Dataset entries on figures
********************

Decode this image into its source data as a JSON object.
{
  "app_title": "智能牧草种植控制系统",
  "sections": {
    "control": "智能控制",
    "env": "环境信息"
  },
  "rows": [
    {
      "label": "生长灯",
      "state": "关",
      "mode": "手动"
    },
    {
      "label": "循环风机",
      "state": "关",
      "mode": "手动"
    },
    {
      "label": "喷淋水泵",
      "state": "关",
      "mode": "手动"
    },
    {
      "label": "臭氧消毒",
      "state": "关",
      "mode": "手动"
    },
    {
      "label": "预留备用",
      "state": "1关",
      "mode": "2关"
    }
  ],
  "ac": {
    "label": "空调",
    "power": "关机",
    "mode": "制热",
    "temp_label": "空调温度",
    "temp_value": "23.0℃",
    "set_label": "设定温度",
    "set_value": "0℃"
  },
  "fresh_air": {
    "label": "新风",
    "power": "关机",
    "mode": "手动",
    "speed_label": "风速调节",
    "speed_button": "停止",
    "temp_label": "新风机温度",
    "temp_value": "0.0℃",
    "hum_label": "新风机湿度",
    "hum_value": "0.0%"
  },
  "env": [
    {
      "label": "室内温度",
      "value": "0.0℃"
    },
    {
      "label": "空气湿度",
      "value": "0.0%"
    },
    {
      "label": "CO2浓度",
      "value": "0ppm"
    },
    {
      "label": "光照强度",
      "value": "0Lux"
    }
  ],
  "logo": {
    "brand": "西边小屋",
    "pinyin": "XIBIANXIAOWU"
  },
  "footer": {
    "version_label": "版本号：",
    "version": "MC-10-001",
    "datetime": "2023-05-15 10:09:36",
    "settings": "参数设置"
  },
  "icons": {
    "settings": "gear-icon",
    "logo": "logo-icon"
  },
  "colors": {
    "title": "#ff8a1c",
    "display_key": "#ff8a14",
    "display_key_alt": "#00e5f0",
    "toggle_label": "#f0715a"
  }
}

********************

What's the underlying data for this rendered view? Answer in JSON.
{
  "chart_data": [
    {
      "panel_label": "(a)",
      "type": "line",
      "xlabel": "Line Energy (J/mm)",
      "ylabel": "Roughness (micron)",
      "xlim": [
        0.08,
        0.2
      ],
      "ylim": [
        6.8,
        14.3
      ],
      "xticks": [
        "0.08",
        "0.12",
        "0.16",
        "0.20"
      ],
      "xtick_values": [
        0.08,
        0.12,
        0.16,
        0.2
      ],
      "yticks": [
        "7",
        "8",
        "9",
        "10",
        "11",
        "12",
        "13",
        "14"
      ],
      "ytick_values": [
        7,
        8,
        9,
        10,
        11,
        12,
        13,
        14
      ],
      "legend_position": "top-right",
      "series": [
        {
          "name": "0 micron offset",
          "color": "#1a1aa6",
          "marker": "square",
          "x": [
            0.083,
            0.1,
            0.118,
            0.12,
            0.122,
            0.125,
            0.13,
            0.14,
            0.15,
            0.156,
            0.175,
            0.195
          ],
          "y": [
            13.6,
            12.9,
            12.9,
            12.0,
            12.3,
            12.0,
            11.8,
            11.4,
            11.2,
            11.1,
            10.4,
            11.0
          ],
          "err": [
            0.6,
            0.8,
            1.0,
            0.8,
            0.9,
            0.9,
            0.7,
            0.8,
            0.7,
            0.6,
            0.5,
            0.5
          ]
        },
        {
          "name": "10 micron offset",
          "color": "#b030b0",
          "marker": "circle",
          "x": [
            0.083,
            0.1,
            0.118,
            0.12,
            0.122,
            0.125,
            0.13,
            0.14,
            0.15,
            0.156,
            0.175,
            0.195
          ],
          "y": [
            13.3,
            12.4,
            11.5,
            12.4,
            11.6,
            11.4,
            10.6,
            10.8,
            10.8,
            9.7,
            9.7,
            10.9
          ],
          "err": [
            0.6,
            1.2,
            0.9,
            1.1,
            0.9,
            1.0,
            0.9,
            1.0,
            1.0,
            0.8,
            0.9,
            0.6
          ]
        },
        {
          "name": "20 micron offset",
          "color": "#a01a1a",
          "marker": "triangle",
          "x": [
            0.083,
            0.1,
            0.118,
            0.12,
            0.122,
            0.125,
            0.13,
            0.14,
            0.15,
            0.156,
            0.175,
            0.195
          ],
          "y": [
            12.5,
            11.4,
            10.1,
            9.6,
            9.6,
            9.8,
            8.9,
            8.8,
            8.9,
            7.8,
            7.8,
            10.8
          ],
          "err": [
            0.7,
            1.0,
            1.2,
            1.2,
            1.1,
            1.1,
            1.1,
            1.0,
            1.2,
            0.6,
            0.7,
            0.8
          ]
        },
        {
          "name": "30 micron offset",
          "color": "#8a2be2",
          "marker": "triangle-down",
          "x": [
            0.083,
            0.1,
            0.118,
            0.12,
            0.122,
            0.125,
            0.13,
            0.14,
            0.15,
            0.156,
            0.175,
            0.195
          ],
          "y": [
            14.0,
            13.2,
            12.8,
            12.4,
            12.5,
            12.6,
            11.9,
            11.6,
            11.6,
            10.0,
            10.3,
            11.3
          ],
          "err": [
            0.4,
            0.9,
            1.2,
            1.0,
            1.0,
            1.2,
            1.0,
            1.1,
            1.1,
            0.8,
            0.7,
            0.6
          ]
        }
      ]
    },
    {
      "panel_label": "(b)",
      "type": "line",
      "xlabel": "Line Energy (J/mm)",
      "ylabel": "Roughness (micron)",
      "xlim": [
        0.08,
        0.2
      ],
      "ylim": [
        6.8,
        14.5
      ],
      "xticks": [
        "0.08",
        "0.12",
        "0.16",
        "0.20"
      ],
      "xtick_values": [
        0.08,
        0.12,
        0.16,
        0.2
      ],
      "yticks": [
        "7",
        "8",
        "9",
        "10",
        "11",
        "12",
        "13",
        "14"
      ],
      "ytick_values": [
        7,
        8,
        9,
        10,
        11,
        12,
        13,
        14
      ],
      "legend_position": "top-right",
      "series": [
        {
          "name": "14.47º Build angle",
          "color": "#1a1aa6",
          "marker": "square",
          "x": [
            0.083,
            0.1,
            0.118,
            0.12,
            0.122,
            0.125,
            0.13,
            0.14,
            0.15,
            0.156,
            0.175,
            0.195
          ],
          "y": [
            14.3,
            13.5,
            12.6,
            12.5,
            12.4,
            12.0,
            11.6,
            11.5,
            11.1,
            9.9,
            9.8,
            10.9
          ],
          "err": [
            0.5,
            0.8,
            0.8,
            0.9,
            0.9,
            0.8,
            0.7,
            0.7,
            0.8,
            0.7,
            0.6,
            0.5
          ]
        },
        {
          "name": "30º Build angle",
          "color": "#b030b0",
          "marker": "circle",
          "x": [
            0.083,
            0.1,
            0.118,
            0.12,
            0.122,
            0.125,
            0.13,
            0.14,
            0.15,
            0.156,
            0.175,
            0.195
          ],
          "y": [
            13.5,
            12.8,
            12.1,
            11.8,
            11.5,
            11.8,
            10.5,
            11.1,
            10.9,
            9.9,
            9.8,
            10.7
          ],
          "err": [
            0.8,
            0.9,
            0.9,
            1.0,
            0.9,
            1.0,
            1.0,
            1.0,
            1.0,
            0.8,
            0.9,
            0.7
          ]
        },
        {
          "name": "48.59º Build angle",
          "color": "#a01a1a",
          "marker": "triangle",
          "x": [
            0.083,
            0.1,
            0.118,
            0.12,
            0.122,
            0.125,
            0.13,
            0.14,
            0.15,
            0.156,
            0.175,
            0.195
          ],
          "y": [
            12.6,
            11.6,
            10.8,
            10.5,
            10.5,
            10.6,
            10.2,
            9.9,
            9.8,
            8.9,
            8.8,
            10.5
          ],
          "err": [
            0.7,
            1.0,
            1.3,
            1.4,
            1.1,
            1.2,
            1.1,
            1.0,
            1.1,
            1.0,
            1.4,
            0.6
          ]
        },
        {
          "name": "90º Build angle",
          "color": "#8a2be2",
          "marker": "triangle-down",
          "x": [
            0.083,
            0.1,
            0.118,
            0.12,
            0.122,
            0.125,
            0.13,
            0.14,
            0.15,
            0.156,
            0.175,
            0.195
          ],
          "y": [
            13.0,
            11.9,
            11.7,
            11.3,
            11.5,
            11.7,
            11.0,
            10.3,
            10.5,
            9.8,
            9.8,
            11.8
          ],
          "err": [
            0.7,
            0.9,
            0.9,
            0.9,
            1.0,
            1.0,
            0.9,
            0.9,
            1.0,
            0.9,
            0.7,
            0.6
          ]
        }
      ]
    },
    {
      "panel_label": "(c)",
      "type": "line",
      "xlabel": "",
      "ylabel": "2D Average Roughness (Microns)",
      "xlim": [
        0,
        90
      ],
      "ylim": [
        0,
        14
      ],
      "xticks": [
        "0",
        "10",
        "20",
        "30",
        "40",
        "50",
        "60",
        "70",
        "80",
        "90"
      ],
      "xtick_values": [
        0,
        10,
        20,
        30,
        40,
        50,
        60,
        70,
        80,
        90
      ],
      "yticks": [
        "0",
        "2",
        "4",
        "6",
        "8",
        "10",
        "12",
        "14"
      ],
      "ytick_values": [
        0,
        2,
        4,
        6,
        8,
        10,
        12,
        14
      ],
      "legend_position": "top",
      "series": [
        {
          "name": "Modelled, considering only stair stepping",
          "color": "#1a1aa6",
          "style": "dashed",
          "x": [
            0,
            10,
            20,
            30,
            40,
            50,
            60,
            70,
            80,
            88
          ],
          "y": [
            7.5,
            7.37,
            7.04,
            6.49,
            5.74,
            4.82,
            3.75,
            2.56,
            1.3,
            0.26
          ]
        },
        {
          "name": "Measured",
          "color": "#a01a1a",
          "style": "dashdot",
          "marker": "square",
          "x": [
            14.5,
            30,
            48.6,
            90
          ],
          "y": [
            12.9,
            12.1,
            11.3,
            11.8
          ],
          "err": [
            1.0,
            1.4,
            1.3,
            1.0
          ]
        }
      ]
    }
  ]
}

********************

- **Work to be completed**: From the listing, copy every line where the string "JSON" appears.

- **Correct response**:
Decode this image into its source data as a JSON object.
What's the underlying data for this rendered view? Answer in JSON.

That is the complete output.